> _RECORDS FOR PROCESSING_:
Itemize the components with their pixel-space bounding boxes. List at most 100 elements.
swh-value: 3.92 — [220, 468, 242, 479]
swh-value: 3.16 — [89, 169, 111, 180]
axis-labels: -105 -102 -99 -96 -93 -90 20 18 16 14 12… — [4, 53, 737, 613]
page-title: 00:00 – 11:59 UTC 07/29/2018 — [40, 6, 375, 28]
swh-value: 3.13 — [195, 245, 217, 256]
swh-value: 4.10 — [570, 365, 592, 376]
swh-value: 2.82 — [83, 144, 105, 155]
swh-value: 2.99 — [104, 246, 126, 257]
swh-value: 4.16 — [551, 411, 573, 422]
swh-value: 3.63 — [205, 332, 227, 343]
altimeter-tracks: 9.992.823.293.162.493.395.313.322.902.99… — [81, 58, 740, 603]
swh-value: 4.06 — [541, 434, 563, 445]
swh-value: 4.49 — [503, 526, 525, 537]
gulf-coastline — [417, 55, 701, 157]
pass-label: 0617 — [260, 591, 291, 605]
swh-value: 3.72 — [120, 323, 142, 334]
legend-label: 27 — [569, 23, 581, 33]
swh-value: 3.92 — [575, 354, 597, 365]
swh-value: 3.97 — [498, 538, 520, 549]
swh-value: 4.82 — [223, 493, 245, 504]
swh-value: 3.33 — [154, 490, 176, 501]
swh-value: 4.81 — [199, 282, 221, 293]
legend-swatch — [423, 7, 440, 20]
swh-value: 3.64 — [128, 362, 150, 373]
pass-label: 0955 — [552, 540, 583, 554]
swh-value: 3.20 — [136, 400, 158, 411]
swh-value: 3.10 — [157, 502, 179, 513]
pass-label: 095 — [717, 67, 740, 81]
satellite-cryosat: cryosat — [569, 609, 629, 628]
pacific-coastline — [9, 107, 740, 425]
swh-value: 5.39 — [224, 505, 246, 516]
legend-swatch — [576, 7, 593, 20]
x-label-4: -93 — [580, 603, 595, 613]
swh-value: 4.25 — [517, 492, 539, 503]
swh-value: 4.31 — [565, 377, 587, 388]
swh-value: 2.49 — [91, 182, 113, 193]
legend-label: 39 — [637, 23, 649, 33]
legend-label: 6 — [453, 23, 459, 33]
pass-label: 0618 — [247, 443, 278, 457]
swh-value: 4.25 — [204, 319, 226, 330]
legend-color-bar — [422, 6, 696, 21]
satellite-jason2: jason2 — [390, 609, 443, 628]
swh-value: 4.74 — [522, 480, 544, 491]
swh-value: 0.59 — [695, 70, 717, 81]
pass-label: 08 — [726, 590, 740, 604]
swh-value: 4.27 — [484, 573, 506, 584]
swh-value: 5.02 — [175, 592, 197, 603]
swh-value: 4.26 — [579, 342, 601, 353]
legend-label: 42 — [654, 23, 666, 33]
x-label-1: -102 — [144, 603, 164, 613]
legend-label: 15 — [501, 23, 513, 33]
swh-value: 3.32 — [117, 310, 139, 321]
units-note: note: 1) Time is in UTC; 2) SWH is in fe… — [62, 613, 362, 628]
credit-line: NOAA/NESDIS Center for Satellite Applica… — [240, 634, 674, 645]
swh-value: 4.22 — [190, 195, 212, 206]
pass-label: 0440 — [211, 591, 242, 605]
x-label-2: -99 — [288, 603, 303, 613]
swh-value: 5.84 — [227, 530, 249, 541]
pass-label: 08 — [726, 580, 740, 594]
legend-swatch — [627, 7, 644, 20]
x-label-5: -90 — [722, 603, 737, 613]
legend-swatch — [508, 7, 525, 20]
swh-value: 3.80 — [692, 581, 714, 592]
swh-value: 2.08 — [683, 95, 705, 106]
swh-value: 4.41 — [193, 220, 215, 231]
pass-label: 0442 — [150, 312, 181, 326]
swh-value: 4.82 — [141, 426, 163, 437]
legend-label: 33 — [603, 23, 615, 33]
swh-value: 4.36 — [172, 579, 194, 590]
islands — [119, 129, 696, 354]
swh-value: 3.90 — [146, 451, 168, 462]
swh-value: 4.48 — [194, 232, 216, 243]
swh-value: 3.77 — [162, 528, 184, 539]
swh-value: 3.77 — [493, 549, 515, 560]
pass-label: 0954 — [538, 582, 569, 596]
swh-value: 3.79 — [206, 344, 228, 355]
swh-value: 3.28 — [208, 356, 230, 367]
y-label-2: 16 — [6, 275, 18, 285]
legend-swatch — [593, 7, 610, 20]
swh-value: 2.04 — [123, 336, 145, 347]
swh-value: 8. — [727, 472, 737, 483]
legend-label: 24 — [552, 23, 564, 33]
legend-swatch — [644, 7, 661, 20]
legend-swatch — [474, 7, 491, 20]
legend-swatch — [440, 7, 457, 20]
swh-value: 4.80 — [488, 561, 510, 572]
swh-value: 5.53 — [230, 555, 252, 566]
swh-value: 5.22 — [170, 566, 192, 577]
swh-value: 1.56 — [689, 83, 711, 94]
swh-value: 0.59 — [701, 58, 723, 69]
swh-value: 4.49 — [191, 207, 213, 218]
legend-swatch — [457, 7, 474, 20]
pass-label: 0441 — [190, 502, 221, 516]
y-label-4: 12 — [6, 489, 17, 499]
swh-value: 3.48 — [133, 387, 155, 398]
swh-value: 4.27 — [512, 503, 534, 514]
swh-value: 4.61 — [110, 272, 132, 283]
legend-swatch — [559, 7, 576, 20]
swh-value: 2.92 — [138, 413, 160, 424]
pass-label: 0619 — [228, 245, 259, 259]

> _WHAT YOU WILL DO_: Rewrite the entries above with every "pass-label" changed to "orbit-label", keeping everything else the same.

> _COMPLETED EXERCISE_:
Itemize the components with their pixel-space bounding boxes. List at most 100 elements.
swh-value: 3.92 — [220, 468, 242, 479]
swh-value: 3.16 — [89, 169, 111, 180]
axis-labels: -105 -102 -99 -96 -93 -90 20 18 16 14 12… — [4, 53, 737, 613]
page-title: 00:00 – 11:59 UTC 07/29/2018 — [40, 6, 375, 28]
swh-value: 3.13 — [195, 245, 217, 256]
swh-value: 4.10 — [570, 365, 592, 376]
swh-value: 2.82 — [83, 144, 105, 155]
swh-value: 2.99 — [104, 246, 126, 257]
swh-value: 4.16 — [551, 411, 573, 422]
swh-value: 3.63 — [205, 332, 227, 343]
altimeter-tracks: 9.992.823.293.162.493.395.313.322.902.99… — [81, 58, 740, 603]
swh-value: 4.06 — [541, 434, 563, 445]
swh-value: 4.49 — [503, 526, 525, 537]
gulf-coastline — [417, 55, 701, 157]
orbit-label: 0617 — [260, 591, 291, 605]
swh-value: 3.72 — [120, 323, 142, 334]
legend-label: 27 — [569, 23, 581, 33]
swh-value: 3.92 — [575, 354, 597, 365]
swh-value: 3.97 — [498, 538, 520, 549]
swh-value: 4.82 — [223, 493, 245, 504]
swh-value: 3.33 — [154, 490, 176, 501]
swh-value: 4.81 — [199, 282, 221, 293]
legend-swatch — [423, 7, 440, 20]
swh-value: 3.64 — [128, 362, 150, 373]
orbit-label: 0955 — [552, 540, 583, 554]
swh-value: 3.20 — [136, 400, 158, 411]
swh-value: 3.10 — [157, 502, 179, 513]
orbit-label: 095 — [717, 67, 740, 81]
satellite-cryosat: cryosat — [569, 609, 629, 628]
pacific-coastline — [9, 107, 740, 425]
swh-value: 5.39 — [224, 505, 246, 516]
legend-swatch — [576, 7, 593, 20]
x-label-4: -93 — [580, 603, 595, 613]
swh-value: 4.25 — [517, 492, 539, 503]
swh-value: 4.31 — [565, 377, 587, 388]
swh-value: 2.49 — [91, 182, 113, 193]
legend-label: 39 — [637, 23, 649, 33]
legend-label: 6 — [453, 23, 459, 33]
orbit-label: 0618 — [247, 443, 278, 457]
swh-value: 4.25 — [204, 319, 226, 330]
legend-color-bar — [422, 6, 696, 21]
satellite-jason2: jason2 — [390, 609, 443, 628]
swh-value: 4.74 — [522, 480, 544, 491]
swh-value: 0.59 — [695, 70, 717, 81]
orbit-label: 08 — [726, 590, 740, 604]
swh-value: 4.27 — [484, 573, 506, 584]
swh-value: 5.02 — [175, 592, 197, 603]
swh-value: 4.26 — [579, 342, 601, 353]
legend-label: 42 — [654, 23, 666, 33]
x-label-1: -102 — [144, 603, 164, 613]
legend-label: 15 — [501, 23, 513, 33]
swh-value: 3.32 — [117, 310, 139, 321]
units-note: note: 1) Time is in UTC; 2) SWH is in fe… — [62, 613, 362, 628]
credit-line: NOAA/NESDIS Center for Satellite Applica… — [240, 634, 674, 645]
swh-value: 4.22 — [190, 195, 212, 206]
orbit-label: 0440 — [211, 591, 242, 605]
x-label-2: -99 — [288, 603, 303, 613]
swh-value: 5.84 — [227, 530, 249, 541]
orbit-label: 08 — [726, 580, 740, 594]
legend-swatch — [627, 7, 644, 20]
x-label-5: -90 — [722, 603, 737, 613]
legend-swatch — [508, 7, 525, 20]
swh-value: 3.80 — [692, 581, 714, 592]
swh-value: 2.08 — [683, 95, 705, 106]
swh-value: 4.41 — [193, 220, 215, 231]
orbit-label: 0442 — [150, 312, 181, 326]
swh-value: 4.82 — [141, 426, 163, 437]
legend-label: 33 — [603, 23, 615, 33]
swh-value: 4.36 — [172, 579, 194, 590]
islands — [119, 129, 696, 354]
swh-value: 3.90 — [146, 451, 168, 462]
swh-value: 4.48 — [194, 232, 216, 243]
swh-value: 3.77 — [162, 528, 184, 539]
swh-value: 3.77 — [493, 549, 515, 560]
orbit-label: 0954 — [538, 582, 569, 596]
swh-value: 3.79 — [206, 344, 228, 355]
swh-value: 3.28 — [208, 356, 230, 367]
y-label-2: 16 — [6, 275, 18, 285]
legend-swatch — [593, 7, 610, 20]
swh-value: 2.04 — [123, 336, 145, 347]
swh-value: 8. — [727, 472, 737, 483]
legend-label: 24 — [552, 23, 564, 33]
legend-swatch — [644, 7, 661, 20]
legend-swatch — [474, 7, 491, 20]
legend-swatch — [440, 7, 457, 20]
swh-value: 4.80 — [488, 561, 510, 572]
swh-value: 5.53 — [230, 555, 252, 566]
swh-value: 5.22 — [170, 566, 192, 577]
swh-value: 1.56 — [689, 83, 711, 94]
swh-value: 0.59 — [701, 58, 723, 69]
swh-value: 4.49 — [191, 207, 213, 218]
legend-swatch — [457, 7, 474, 20]
orbit-label: 0441 — [190, 502, 221, 516]
y-label-4: 12 — [6, 489, 17, 499]
swh-value: 3.48 — [133, 387, 155, 398]
swh-value: 4.27 — [512, 503, 534, 514]
swh-value: 4.61 — [110, 272, 132, 283]
legend-swatch — [559, 7, 576, 20]
swh-value: 2.92 — [138, 413, 160, 424]
orbit-label: 0619 — [228, 245, 259, 259]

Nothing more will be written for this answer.